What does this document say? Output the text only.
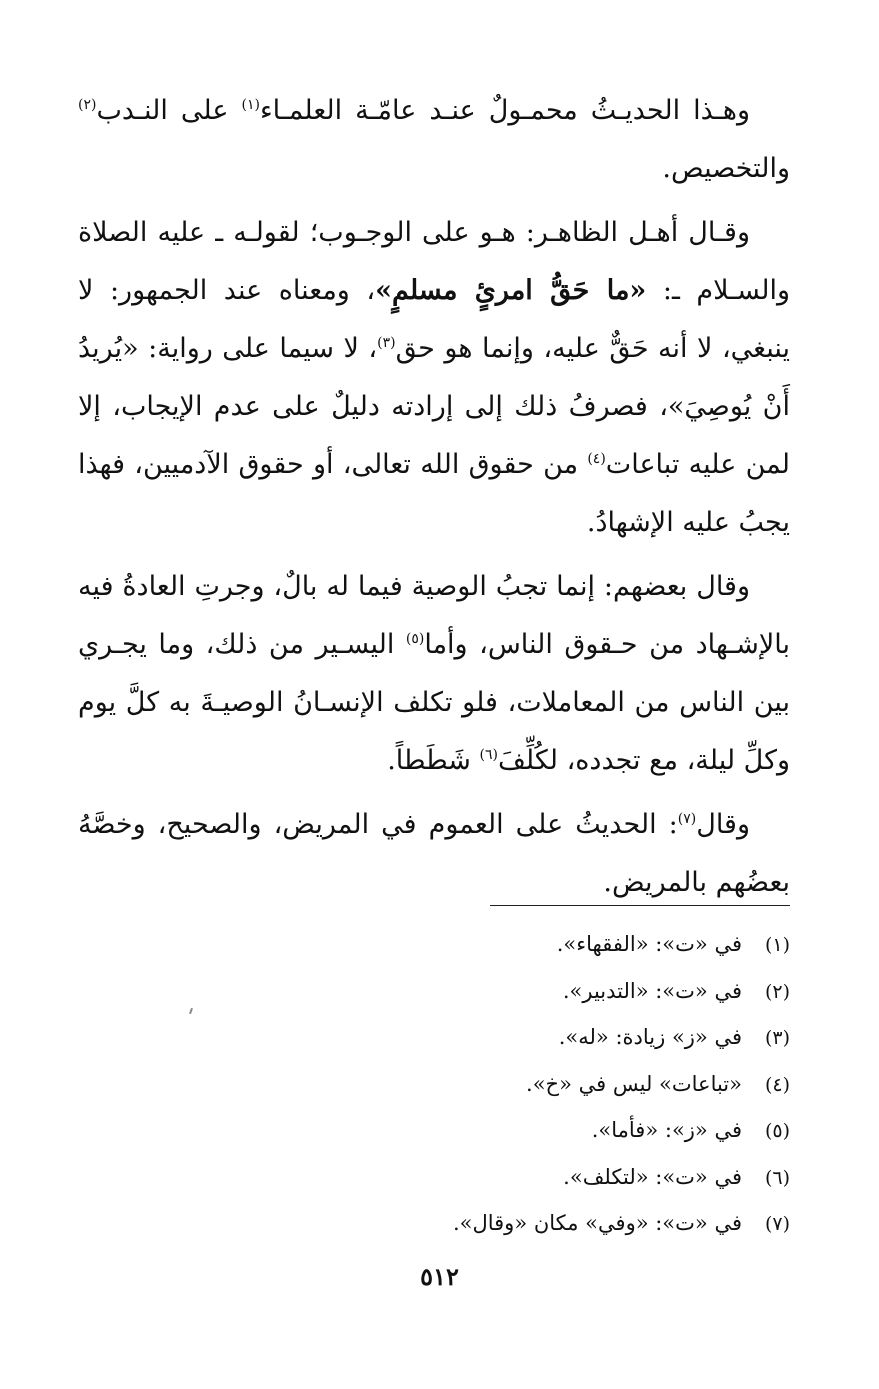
وهـذا الحديـثُ محمـولٌ عنـد عامّـة العلمـاء$^{(١)}$ على النـدب$^{(٢)}$ والتخصيص.

وقـال أهـل الظاهـر: هـو على الوجـوب؛ لقولـه ـ عليه الصلاة والسـلام ـ: «ما حَقُّ امرئٍ مسلمٍ»، ومعناه عند الجمهور: لا ينبغي، لا أنه حَقٌّ عليه، وإنما هو حق$^{(٣)}$، لا سيما على رواية: «يُريدُ أَنْ يُوصِيَ»، فصرفُ ذلك إلى إرادته دليلٌ على عدم الإيجاب، إلا لمن عليه تباعات$^{(٤)}$ من حقوق الله تعالى، أو حقوق الآدميين، فهذا يجبُ عليه الإشهادُ.

وقال بعضهم: إنما تجبُ الوصية فيما له بالٌ، وجرتِ العادةُ فيه بالإشـهاد من حـقوق الناس، وأما$^{(٥)}$ اليسـير من ذلك، وما يجـري بين الناس من المعاملات، فلو تكلف الإنسـانُ الوصيـةَ به كلَّ يوم وكلِّ ليلة، مع تجدده، لكُلِّفَ$^{(٦)}$ شَطَطاً.

وقال$^{(٧)}$: الحديثُ على العموم في المريض، والصحيح، وخصَّهُ بعضُهم بالمريض.

(١)في «ت»: «الفقهاء».
(٢)في «ت»: «التدبير».
(٣)في «ز» زيادة: «له».
(٤)«تباعات» ليس في «خ».
(٥)في «ز»: «فأما».
(٦)في «ت»: «لتكلف».
(٧)في «ت»: «وفي» مكان «وقال».
٥١٢
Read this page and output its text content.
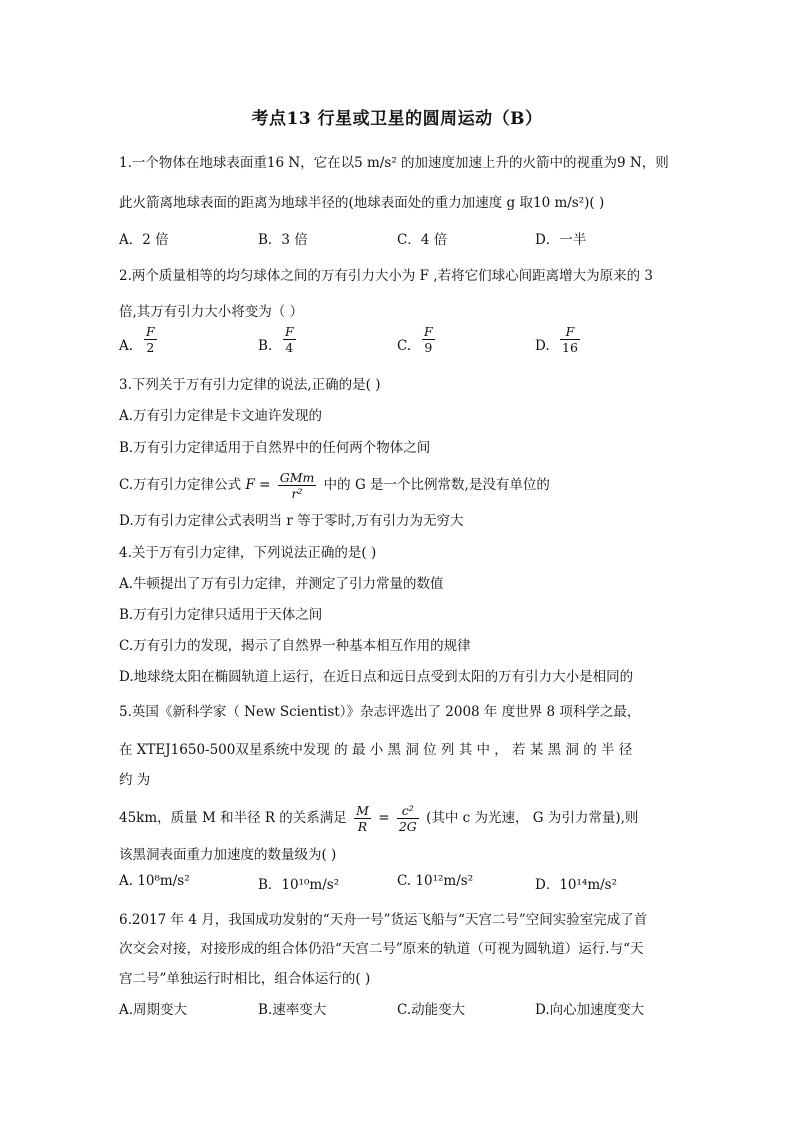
考点13 行星或卫星的圆周运动（B）
1.一个物体在地球表面重16 N，它在以5 m/s² 的加速度加速上升的火箭中的视重为9 N，则
此火箭离地球表面的距离为地球半径的(地球表面处的重力加速度 g 取10 m/s²)( )
A．2 倍	B．3 倍	C．4 倍	D．一半
2.两个质量相等的均匀球体之间的万有引力大小为 F ,若将它们球心间距离增大为原来的 3
倍,其万有引力大小将变为（ ）
A. $\frac{F}{2}$	B. $\frac{F}{4}$	C. $\frac{F}{9}$	D. $\frac{F}{16}$
3.下列关于万有引力定律的说法,正确的是( )
A.万有引力定律是卡文迪许发现的
B.万有引力定律适用于自然界中的任何两个物体之间
C.万有引力定律公式 $F = \frac{\text{GMm}}{\text{r²}}$ 中的 G 是一个比例常数,是没有单位的
D.万有引力定律公式表明当 r 等于零时,万有引力为无穷大
4.关于万有引力定律，下列说法正确的是( )
A.牛顿提出了万有引力定律，并测定了引力常量的数值
B.万有引力定律只适用于天体之间
C.万有引力的发现，揭示了自然界一种基本相互作用的规律
D.地球绕太阳在椭圆轨道上运行，在近日点和远日点受到太阳的万有引力大小是相同的
5.英国《新科学家（ New Scientist）》杂志评选出了 2008 年 度世界 8 项科学之最，
在 XTEJ1650-500双星系统中发现 的 最 小 黑 洞 位 列 其 中 ， 若 某 黑 洞 的 半 径
约 为
45km，质量 M 和半径 R 的关系满足 $\frac{M}{R} = \frac{\text{c²}}{2G}$ (其中 c 为光速， G 为引力常量),则
该黑洞表面重力加速度的数量级为( )
A. 10⁸m/s²	B．10¹⁰m/s²	C. 10¹²m/s²	D．10¹⁴m/s²
6.2017 年 4 月，我国成功发射的“天舟一号”货运飞船与“天宫二号”空间实验室完成了首
次交会对接，对接形成的组合体仍沿“天宫二号”原来的轨道（可视为圆轨道）运行.与“天
宫二号”单独运行时相比，组合体运行的( )
A.周期变大	B.速率变大	C.动能变大	D.向心加速度变大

◆ ◆ ◆ ◆ ◆

- [EXERCISE REQUIREMENTS] Copy the records word for word, leaving no picture in the copy.

- [FULL RESPONSE]
What does this document say? Output the text only.
وهـذا الحديـثُ محمـولٌ عنـد عامّـة العلمـاء$^{(١)}$ على النـدب$^{(٢)}$ والتخصيص.

وقـال أهـل الظاهـر: هـو على الوجـوب؛ لقولـه ـ عليه الصلاة والسـلام ـ: «ما حَقُّ امرئٍ مسلمٍ»، ومعناه عند الجمهور: لا ينبغي، لا أنه حَقٌّ عليه، وإنما هو حق$^{(٣)}$، لا سيما على رواية: «يُريدُ أَنْ يُوصِيَ»، فصرفُ ذلك إلى إرادته دليلٌ على عدم الإيجاب، إلا لمن عليه تباعات$^{(٤)}$ من حقوق الله تعالى، أو حقوق الآدميين، فهذا يجبُ عليه الإشهادُ.

وقال بعضهم: إنما تجبُ الوصية فيما له بالٌ، وجرتِ العادةُ فيه بالإشـهاد من حـقوق الناس، وأما$^{(٥)}$ اليسـير من ذلك، وما يجـري بين الناس من المعاملات، فلو تكلف الإنسـانُ الوصيـةَ به كلَّ يوم وكلِّ ليلة، مع تجدده، لكُلِّفَ$^{(٦)}$ شَطَطاً.

وقال$^{(٧)}$: الحديثُ على العموم في المريض، والصحيح، وخصَّهُ بعضُهم بالمريض.

(١)في «ت»: «الفقهاء».
(٢)في «ت»: «التدبير».
(٣)في «ز» زيادة: «له».
(٤)«تباعات» ليس في «خ».
(٥)في «ز»: «فأما».
(٦)في «ت»: «لتكلف».
(٧)في «ت»: «وفي» مكان «وقال».
٥١٢
Read this page and output its text content.
考点13 行星或卫星的圆周运动（B）
1.一个物体在地球表面重16 N，它在以5 m/s² 的加速度加速上升的火箭中的视重为9 N，则
此火箭离地球表面的距离为地球半径的(地球表面处的重力加速度 g 取10 m/s²)( )
A．2 倍	B．3 倍	C．4 倍	D．一半
2.两个质量相等的均匀球体之间的万有引力大小为 F ,若将它们球心间距离增大为原来的 3
倍,其万有引力大小将变为（ ）
A. $\frac{F}{2}$	B. $\frac{F}{4}$	C. $\frac{F}{9}$	D. $\frac{F}{16}$
3.下列关于万有引力定律的说法,正确的是( )
A.万有引力定律是卡文迪许发现的
B.万有引力定律适用于自然界中的任何两个物体之间
C.万有引力定律公式 $F = \frac{\text{GMm}}{\text{r²}}$ 中的 G 是一个比例常数,是没有单位的
D.万有引力定律公式表明当 r 等于零时,万有引力为无穷大
4.关于万有引力定律，下列说法正确的是( )
A.牛顿提出了万有引力定律，并测定了引力常量的数值
B.万有引力定律只适用于天体之间
C.万有引力的发现，揭示了自然界一种基本相互作用的规律
D.地球绕太阳在椭圆轨道上运行，在近日点和远日点受到太阳的万有引力大小是相同的
5.英国《新科学家（ New Scientist）》杂志评选出了 2008 年 度世界 8 项科学之最，
在 XTEJ1650-500双星系统中发现 的 最 小 黑 洞 位 列 其 中 ， 若 某 黑 洞 的 半 径
约 为
45km，质量 M 和半径 R 的关系满足 $\frac{M}{R} = \frac{\text{c²}}{2G}$ (其中 c 为光速， G 为引力常量),则
该黑洞表面重力加速度的数量级为( )
A. 10⁸m/s²	B．10¹⁰m/s²	C. 10¹²m/s²	D．10¹⁴m/s²
6.2017 年 4 月，我国成功发射的“天舟一号”货运飞船与“天宫二号”空间实验室完成了首
次交会对接，对接形成的组合体仍沿“天宫二号”原来的轨道（可视为圆轨道）运行.与“天
宫二号”单独运行时相比，组合体运行的( )
A.周期变大	B.速率变大	C.动能变大	D.向心加速度变大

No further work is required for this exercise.